> [Entries from a dataset]:
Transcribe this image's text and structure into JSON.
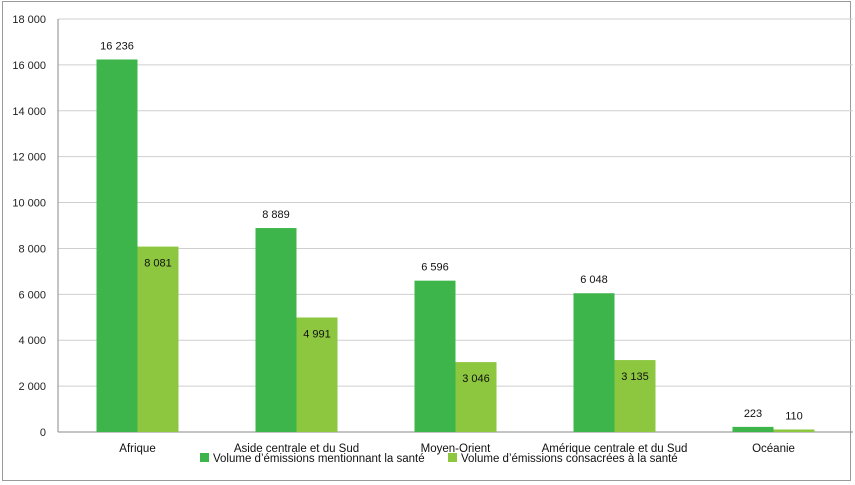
{
  "chart_data": {
    "type": "bar",
    "categories": [
      "Afrique",
      "Aside centrale et du Sud",
      "Moyen-Orient",
      "Amérique centrale et du Sud",
      "Océanie"
    ],
    "series": [
      {
        "name": "Volume d’émissions mentionnant la santé",
        "color": "#3db54a",
        "values": [
          16236,
          8889,
          6596,
          6048,
          223
        ],
        "labels": [
          "16 236",
          "8 889",
          "6 596",
          "6 048",
          "223"
        ]
      },
      {
        "name": "Volume d’émissions consacrées à la santé",
        "color": "#8dc63f",
        "values": [
          8081,
          4991,
          3046,
          3135,
          110
        ],
        "labels": [
          "8 081",
          "4 991",
          "3 046",
          "3 135",
          "110"
        ]
      }
    ],
    "ylim": [
      0,
      18000
    ],
    "yticks": [
      0,
      2000,
      4000,
      6000,
      8000,
      10000,
      12000,
      14000,
      16000,
      18000
    ],
    "ytick_labels": [
      "0",
      "2 000",
      "4 000",
      "6 000",
      "8 000",
      "10 000",
      "12 000",
      "14 000",
      "16 000",
      "18 000"
    ],
    "grid": true,
    "legend_position": "bottom",
    "title": "",
    "xlabel": "",
    "ylabel": ""
  }
}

> [EXERCISE REQUIREMENTS]:
Wherever a line in the data above holds "émissions", copy that line.

> [WORKED SOLUTION]:
        "name": "Volume d’émissions mentionnant la santé",
        "name": "Volume d’émissions consacrées à la santé",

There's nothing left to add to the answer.